§ **REQUEST**
Copy out all the records, word for word.
— start EXTRACTED INFORMATION —
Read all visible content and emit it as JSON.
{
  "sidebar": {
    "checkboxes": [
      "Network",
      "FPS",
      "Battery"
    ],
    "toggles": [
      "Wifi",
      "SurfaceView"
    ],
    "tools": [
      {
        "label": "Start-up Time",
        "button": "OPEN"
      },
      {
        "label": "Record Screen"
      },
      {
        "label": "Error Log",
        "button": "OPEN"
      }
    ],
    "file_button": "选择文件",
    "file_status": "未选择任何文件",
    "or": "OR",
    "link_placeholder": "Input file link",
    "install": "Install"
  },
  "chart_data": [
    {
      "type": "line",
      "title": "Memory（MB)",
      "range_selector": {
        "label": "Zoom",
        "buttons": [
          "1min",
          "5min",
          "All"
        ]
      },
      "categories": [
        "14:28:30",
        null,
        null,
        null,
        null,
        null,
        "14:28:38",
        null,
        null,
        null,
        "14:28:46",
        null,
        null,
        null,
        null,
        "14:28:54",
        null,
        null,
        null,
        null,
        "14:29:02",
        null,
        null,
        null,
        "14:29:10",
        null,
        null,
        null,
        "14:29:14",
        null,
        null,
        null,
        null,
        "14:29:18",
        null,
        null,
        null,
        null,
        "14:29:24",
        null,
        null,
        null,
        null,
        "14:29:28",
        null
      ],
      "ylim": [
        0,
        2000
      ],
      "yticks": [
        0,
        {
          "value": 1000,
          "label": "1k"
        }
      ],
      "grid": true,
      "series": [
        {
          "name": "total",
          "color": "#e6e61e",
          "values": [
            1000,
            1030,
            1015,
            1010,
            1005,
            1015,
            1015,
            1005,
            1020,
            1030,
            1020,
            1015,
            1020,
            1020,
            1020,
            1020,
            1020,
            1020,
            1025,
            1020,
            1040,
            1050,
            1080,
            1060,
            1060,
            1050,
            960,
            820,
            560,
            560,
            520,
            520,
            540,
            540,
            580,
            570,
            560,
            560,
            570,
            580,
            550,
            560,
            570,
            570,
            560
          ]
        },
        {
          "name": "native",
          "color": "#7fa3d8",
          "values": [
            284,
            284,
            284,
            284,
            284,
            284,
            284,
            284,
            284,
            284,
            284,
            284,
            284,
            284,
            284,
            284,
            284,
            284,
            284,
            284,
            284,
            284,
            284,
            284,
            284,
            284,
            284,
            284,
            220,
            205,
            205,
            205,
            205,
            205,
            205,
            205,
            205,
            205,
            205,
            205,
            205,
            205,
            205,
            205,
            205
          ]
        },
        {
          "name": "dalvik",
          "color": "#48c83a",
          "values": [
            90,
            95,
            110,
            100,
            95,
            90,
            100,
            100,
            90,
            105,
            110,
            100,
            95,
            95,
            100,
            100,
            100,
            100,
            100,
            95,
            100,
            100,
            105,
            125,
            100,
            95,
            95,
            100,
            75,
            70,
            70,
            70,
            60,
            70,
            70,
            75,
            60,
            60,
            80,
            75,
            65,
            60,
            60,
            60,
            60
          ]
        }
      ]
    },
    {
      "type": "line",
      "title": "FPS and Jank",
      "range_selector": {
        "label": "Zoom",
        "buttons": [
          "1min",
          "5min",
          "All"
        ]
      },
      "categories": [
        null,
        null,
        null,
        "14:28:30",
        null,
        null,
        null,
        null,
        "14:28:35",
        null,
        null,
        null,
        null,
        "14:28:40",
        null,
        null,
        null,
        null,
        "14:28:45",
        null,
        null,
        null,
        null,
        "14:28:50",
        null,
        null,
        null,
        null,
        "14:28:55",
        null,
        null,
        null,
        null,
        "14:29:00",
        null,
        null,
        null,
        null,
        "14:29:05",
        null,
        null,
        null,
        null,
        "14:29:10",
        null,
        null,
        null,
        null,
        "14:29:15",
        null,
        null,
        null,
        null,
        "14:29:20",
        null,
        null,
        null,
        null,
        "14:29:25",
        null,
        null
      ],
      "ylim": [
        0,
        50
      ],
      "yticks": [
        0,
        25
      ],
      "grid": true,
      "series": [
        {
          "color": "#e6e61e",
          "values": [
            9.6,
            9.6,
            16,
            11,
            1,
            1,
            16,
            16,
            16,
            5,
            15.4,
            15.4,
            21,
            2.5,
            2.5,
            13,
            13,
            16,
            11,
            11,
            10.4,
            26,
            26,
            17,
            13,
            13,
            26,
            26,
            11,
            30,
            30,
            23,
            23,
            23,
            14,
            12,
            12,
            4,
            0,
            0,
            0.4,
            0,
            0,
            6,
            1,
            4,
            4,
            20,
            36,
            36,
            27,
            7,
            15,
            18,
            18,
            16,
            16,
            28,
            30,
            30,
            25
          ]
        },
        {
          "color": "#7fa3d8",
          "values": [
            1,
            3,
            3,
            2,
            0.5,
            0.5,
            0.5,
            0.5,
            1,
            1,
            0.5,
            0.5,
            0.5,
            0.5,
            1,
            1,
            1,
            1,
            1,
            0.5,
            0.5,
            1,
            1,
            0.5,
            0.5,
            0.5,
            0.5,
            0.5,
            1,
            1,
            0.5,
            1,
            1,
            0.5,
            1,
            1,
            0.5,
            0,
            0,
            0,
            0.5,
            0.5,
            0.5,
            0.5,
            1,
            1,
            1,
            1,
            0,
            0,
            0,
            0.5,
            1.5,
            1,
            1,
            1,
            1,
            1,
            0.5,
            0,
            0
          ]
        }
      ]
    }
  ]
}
— end EXTRACTED INFORMATION —
§ **OUTPUT OF THE EXERCISE**
Read all visible content and emit it as JSON.
{
  "sidebar": {
    "checkboxes": [
      "Network",
      "FPS",
      "Battery"
    ],
    "toggles": [
      "Wifi",
      "SurfaceView"
    ],
    "tools": [
      {
        "label": "Start-up Time",
        "button": "OPEN"
      },
      {
        "label": "Record Screen"
      },
      {
        "label": "Error Log",
        "button": "OPEN"
      }
    ],
    "file_button": "选择文件",
    "file_status": "未选择任何文件",
    "or": "OR",
    "link_placeholder": "Input file link",
    "install": "Install"
  },
  "chart_data": [
    {
      "type": "line",
      "title": "Memory（MB)",
      "range_selector": {
        "label": "Zoom",
        "buttons": [
          "1min",
          "5min",
          "All"
        ]
      },
      "categories": [
        "14:28:30",
        null,
        null,
        null,
        null,
        null,
        "14:28:38",
        null,
        null,
        null,
        "14:28:46",
        null,
        null,
        null,
        null,
        "14:28:54",
        null,
        null,
        null,
        null,
        "14:29:02",
        null,
        null,
        null,
        "14:29:10",
        null,
        null,
        null,
        "14:29:14",
        null,
        null,
        null,
        null,
        "14:29:18",
        null,
        null,
        null,
        null,
        "14:29:24",
        null,
        null,
        null,
        null,
        "14:29:28",
        null
      ],
      "ylim": [
        0,
        2000
      ],
      "yticks": [
        0,
        {
          "value": 1000,
          "label": "1k"
        }
      ],
      "grid": true,
      "series": [
        {
          "name": "total",
          "color": "#e6e61e",
          "values": [
            1000,
            1030,
            1015,
            1010,
            1005,
            1015,
            1015,
            1005,
            1020,
            1030,
            1020,
            1015,
            1020,
            1020,
            1020,
            1020,
            1020,
            1020,
            1025,
            1020,
            1040,
            1050,
            1080,
            1060,
            1060,
            1050,
            960,
            820,
            560,
            560,
            520,
            520,
            540,
            540,
            580,
            570,
            560,
            560,
            570,
            580,
            550,
            560,
            570,
            570,
            560
          ]
        },
        {
          "name": "native",
          "color": "#7fa3d8",
          "values": [
            284,
            284,
            284,
            284,
            284,
            284,
            284,
            284,
            284,
            284,
            284,
            284,
            284,
            284,
            284,
            284,
            284,
            284,
            284,
            284,
            284,
            284,
            284,
            284,
            284,
            284,
            284,
            284,
            220,
            205,
            205,
            205,
            205,
            205,
            205,
            205,
            205,
            205,
            205,
            205,
            205,
            205,
            205,
            205,
            205
          ]
        },
        {
          "name": "dalvik",
          "color": "#48c83a",
          "values": [
            90,
            95,
            110,
            100,
            95,
            90,
            100,
            100,
            90,
            105,
            110,
            100,
            95,
            95,
            100,
            100,
            100,
            100,
            100,
            95,
            100,
            100,
            105,
            125,
            100,
            95,
            95,
            100,
            75,
            70,
            70,
            70,
            60,
            70,
            70,
            75,
            60,
            60,
            80,
            75,
            65,
            60,
            60,
            60,
            60
          ]
        }
      ]
    },
    {
      "type": "line",
      "title": "FPS and Jank",
      "range_selector": {
        "label": "Zoom",
        "buttons": [
          "1min",
          "5min",
          "All"
        ]
      },
      "categories": [
        null,
        null,
        null,
        "14:28:30",
        null,
        null,
        null,
        null,
        "14:28:35",
        null,
        null,
        null,
        null,
        "14:28:40",
        null,
        null,
        null,
        null,
        "14:28:45",
        null,
        null,
        null,
        null,
        "14:28:50",
        null,
        null,
        null,
        null,
        "14:28:55",
        null,
        null,
        null,
        null,
        "14:29:00",
        null,
        null,
        null,
        null,
        "14:29:05",
        null,
        null,
        null,
        null,
        "14:29:10",
        null,
        null,
        null,
        null,
        "14:29:15",
        null,
        null,
        null,
        null,
        "14:29:20",
        null,
        null,
        null,
        null,
        "14:29:25",
        null,
        null
      ],
      "ylim": [
        0,
        50
      ],
      "yticks": [
        0,
        25
      ],
      "grid": true,
      "series": [
        {
          "color": "#e6e61e",
          "values": [
            9.6,
            9.6,
            16,
            11,
            1,
            1,
            16,
            16,
            16,
            5,
            15.4,
            15.4,
            21,
            2.5,
            2.5,
            13,
            13,
            16,
            11,
            11,
            10.4,
            26,
            26,
            17,
            13,
            13,
            26,
            26,
            11,
            30,
            30,
            23,
            23,
            23,
            14,
            12,
            12,
            4,
            0,
            0,
            0.4,
            0,
            0,
            6,
            1,
            4,
            4,
            20,
            36,
            36,
            27,
            7,
            15,
            18,
            18,
            16,
            16,
            28,
            30,
            30,
            25
          ]
        },
        {
          "color": "#7fa3d8",
          "values": [
            1,
            3,
            3,
            2,
            0.5,
            0.5,
            0.5,
            0.5,
            1,
            1,
            0.5,
            0.5,
            0.5,
            0.5,
            1,
            1,
            1,
            1,
            1,
            0.5,
            0.5,
            1,
            1,
            0.5,
            0.5,
            0.5,
            0.5,
            0.5,
            1,
            1,
            0.5,
            1,
            1,
            0.5,
            1,
            1,
            0.5,
            0,
            0,
            0,
            0.5,
            0.5,
            0.5,
            0.5,
            1,
            1,
            1,
            1,
            0,
            0,
            0,
            0.5,
            1.5,
            1,
            1,
            1,
            1,
            1,
            0.5,
            0,
            0
          ]
        }
      ]
    }
  ]
}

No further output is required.